The request – Look over the lines below. Report each one that includes the string "English".

________

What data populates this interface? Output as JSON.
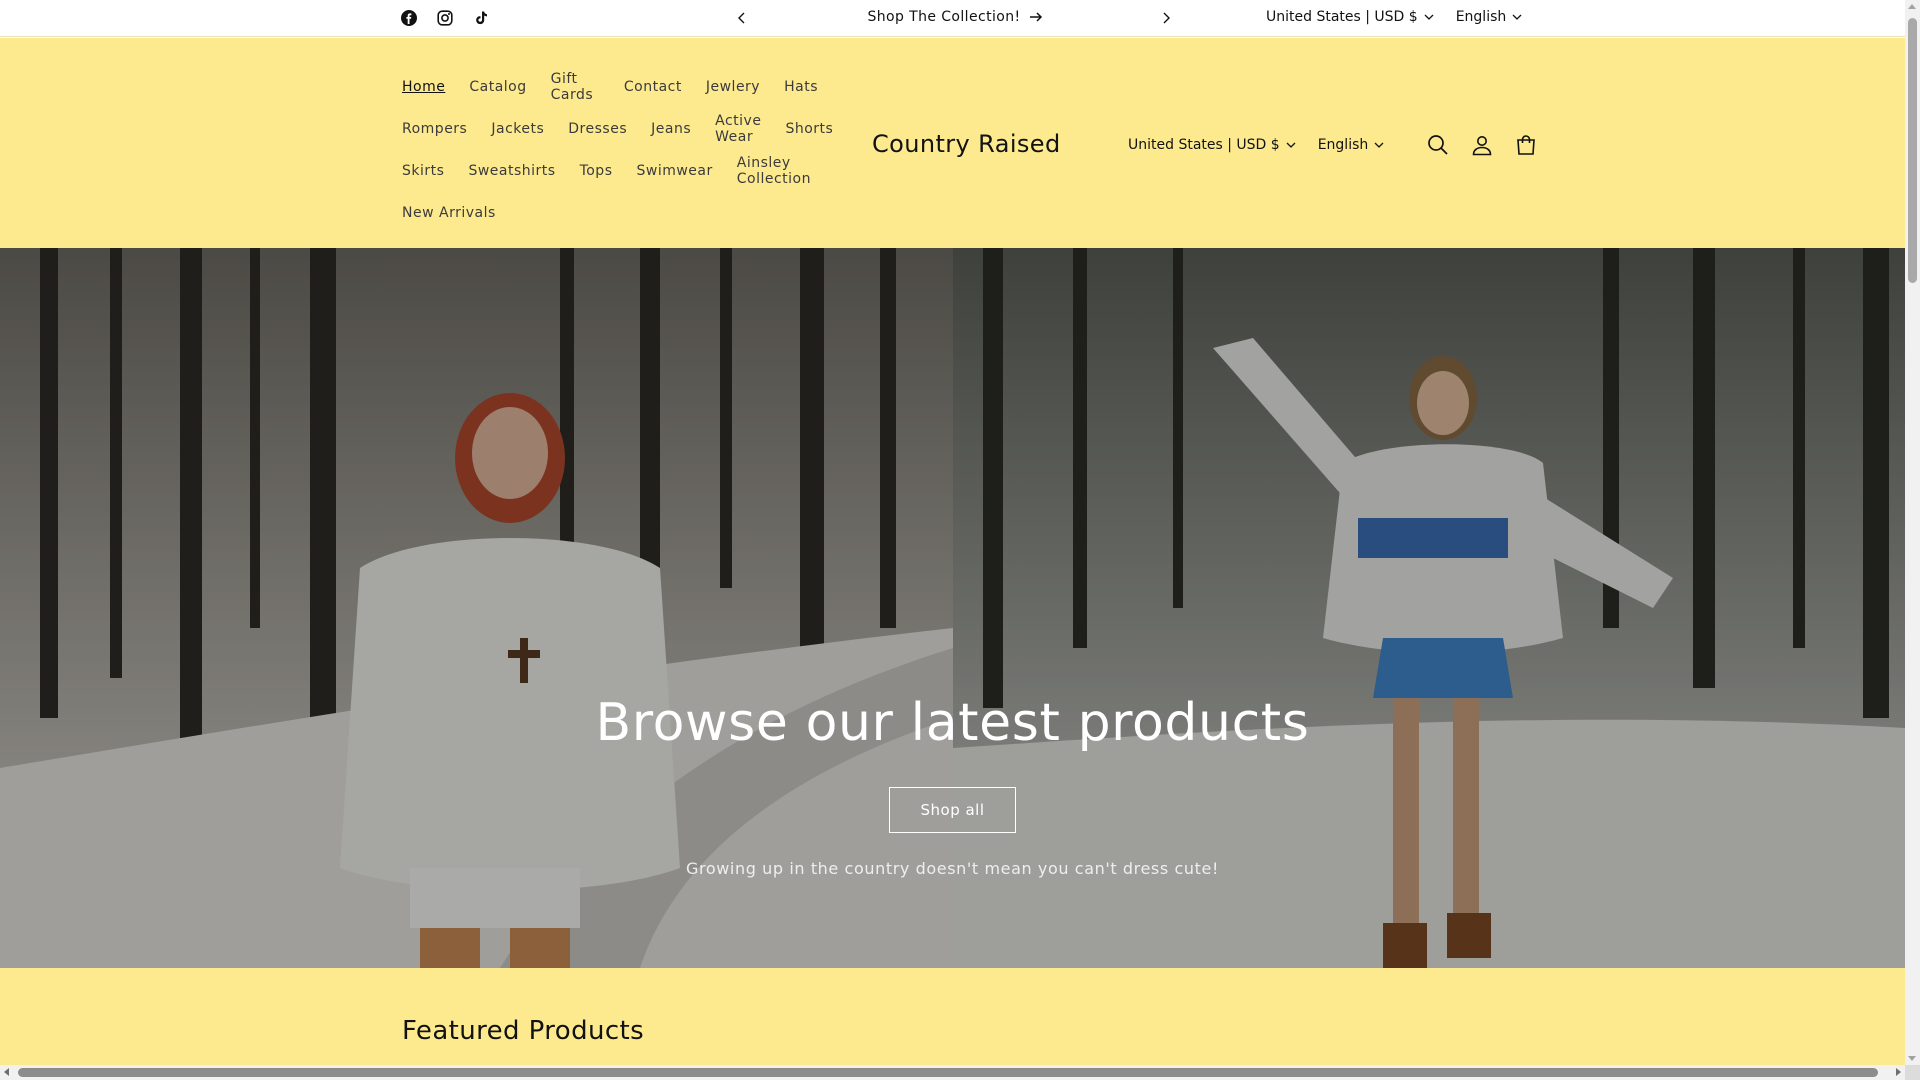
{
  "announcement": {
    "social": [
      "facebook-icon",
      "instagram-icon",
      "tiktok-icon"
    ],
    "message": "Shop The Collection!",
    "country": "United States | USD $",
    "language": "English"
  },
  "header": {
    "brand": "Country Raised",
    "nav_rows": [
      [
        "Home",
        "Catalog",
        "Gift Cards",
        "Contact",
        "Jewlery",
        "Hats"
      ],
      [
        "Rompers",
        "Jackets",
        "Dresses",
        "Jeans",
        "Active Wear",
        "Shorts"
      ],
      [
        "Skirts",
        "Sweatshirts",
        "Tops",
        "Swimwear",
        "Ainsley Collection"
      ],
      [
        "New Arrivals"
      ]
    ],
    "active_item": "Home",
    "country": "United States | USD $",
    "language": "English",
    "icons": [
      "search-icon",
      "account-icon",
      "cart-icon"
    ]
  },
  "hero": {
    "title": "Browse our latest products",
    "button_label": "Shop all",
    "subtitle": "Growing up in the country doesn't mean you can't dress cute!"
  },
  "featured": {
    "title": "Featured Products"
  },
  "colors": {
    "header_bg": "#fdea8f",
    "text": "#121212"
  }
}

________

Expected answer –
    "language": "English"
    "language": "English",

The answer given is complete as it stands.